**What is asked:** Collect every line in the records below that contains the word "同一浏览器的不同版本".
***** Supplied information *****
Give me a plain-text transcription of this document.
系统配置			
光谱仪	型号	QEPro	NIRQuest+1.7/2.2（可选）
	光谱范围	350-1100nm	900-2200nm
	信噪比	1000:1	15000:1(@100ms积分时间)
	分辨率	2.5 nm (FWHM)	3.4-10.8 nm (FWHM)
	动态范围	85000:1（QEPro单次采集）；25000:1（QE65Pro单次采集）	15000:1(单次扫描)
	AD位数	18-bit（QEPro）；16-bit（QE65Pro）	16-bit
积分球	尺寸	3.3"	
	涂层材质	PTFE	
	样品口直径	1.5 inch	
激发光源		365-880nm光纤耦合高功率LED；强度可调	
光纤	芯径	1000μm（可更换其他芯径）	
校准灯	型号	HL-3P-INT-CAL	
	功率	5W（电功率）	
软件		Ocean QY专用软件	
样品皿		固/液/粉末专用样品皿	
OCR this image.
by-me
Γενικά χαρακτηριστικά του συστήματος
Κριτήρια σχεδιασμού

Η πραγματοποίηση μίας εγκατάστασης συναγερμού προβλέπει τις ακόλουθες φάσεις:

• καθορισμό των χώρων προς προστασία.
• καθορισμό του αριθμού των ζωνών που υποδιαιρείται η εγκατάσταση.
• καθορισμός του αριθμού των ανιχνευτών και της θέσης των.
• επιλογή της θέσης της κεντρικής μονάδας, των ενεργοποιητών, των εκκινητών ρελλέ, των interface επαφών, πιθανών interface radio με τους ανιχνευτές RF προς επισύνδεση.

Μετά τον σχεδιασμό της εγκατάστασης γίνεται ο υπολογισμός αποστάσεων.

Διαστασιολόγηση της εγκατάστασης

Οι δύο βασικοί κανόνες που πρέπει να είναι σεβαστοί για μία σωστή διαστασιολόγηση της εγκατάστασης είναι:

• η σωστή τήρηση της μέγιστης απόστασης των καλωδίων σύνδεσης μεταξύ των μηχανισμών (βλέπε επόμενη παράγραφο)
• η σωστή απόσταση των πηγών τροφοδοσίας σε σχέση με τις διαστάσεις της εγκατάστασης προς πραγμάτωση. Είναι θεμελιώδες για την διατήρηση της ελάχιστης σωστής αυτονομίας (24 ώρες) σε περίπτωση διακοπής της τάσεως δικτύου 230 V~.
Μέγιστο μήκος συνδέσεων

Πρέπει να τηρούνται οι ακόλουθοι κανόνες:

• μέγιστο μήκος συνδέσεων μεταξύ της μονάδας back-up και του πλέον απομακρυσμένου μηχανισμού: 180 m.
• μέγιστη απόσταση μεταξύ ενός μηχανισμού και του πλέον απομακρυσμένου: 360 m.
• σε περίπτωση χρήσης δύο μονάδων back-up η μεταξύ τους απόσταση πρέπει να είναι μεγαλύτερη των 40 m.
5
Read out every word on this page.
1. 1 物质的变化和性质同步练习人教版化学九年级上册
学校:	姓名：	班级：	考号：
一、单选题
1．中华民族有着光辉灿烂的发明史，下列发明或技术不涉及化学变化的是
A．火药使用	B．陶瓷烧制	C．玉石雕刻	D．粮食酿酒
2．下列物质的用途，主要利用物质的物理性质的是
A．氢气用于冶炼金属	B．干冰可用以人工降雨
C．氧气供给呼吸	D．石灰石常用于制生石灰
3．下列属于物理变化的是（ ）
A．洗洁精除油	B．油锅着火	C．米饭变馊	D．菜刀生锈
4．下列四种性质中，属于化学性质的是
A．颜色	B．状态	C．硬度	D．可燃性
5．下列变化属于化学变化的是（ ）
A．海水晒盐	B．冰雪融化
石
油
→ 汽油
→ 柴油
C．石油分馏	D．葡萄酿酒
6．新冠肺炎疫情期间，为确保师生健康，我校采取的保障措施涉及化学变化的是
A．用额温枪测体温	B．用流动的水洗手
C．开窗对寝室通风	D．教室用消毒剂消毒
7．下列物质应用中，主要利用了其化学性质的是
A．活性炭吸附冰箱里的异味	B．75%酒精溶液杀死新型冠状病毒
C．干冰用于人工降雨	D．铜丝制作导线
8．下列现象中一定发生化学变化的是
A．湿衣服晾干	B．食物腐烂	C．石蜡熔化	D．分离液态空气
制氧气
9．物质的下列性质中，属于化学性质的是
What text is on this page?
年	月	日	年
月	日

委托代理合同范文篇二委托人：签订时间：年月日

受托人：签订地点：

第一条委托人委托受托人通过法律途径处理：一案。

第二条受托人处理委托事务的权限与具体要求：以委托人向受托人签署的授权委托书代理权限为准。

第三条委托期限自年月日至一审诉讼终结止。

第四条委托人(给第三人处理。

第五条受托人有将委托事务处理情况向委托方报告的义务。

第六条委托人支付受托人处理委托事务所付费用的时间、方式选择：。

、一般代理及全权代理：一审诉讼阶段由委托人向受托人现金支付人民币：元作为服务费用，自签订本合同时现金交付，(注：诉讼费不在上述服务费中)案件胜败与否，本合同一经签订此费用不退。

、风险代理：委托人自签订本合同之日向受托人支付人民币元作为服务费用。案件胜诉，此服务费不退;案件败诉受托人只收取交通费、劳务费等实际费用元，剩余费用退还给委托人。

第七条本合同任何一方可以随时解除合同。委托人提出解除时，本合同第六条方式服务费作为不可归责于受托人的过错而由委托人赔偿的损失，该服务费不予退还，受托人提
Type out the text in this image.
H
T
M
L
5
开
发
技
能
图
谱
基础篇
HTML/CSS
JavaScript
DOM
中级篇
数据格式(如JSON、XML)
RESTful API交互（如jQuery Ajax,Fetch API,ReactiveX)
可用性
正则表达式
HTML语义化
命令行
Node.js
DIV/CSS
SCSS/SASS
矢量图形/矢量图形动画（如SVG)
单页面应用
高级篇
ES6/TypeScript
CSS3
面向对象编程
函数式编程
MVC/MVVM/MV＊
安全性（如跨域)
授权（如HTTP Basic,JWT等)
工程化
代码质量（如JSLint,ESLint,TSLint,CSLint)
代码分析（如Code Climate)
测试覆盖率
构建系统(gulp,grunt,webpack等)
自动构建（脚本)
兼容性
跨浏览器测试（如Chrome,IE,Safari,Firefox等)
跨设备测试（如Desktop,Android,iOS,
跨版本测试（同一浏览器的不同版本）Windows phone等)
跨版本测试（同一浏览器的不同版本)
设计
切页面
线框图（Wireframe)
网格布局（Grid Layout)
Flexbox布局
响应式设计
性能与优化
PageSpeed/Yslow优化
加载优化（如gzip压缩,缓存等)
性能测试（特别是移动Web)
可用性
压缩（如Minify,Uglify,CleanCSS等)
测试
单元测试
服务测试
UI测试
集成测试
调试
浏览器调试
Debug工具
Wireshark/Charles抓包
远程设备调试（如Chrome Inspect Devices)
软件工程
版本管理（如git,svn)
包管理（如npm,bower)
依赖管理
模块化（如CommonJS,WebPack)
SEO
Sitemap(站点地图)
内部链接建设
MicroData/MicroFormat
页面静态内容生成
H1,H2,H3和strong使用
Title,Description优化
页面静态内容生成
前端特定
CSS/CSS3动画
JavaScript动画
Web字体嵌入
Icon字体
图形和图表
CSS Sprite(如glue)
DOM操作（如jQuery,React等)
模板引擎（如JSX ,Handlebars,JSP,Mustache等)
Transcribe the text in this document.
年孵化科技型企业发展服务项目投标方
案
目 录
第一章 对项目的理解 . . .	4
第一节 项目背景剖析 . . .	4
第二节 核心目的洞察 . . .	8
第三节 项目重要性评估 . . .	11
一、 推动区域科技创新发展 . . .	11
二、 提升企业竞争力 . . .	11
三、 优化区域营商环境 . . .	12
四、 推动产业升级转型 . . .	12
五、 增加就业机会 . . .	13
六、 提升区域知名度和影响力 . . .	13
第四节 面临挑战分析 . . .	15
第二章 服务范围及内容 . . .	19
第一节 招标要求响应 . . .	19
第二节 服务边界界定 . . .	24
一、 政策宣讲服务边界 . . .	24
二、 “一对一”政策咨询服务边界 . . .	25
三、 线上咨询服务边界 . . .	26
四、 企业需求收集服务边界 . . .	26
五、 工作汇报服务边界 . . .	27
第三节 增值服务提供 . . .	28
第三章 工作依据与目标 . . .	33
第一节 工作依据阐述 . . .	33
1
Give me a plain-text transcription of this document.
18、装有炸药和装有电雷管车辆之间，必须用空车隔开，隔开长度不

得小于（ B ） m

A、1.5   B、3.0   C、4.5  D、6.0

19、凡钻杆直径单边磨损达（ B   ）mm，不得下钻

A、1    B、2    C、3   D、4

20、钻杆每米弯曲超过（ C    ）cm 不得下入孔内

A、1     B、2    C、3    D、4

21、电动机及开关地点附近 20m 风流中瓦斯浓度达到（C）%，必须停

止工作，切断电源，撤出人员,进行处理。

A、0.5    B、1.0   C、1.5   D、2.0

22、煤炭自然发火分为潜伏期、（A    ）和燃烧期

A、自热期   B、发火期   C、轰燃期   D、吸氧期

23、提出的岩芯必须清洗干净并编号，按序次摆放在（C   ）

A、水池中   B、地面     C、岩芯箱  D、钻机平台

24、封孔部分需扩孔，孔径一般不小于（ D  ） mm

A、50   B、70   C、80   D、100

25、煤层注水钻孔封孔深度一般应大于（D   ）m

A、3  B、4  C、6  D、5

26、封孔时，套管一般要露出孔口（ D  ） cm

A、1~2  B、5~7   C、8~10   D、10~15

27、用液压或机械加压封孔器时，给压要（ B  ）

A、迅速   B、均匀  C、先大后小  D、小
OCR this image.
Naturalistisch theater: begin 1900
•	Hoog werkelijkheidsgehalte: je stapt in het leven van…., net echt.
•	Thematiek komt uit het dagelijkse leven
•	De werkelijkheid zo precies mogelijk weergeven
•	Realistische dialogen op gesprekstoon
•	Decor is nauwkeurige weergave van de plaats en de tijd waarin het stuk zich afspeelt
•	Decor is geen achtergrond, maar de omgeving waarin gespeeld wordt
*****
**Reply:**
跨版本测试（同一浏览器的不同版本）Windows phone等)
跨版本测试（同一浏览器的不同版本)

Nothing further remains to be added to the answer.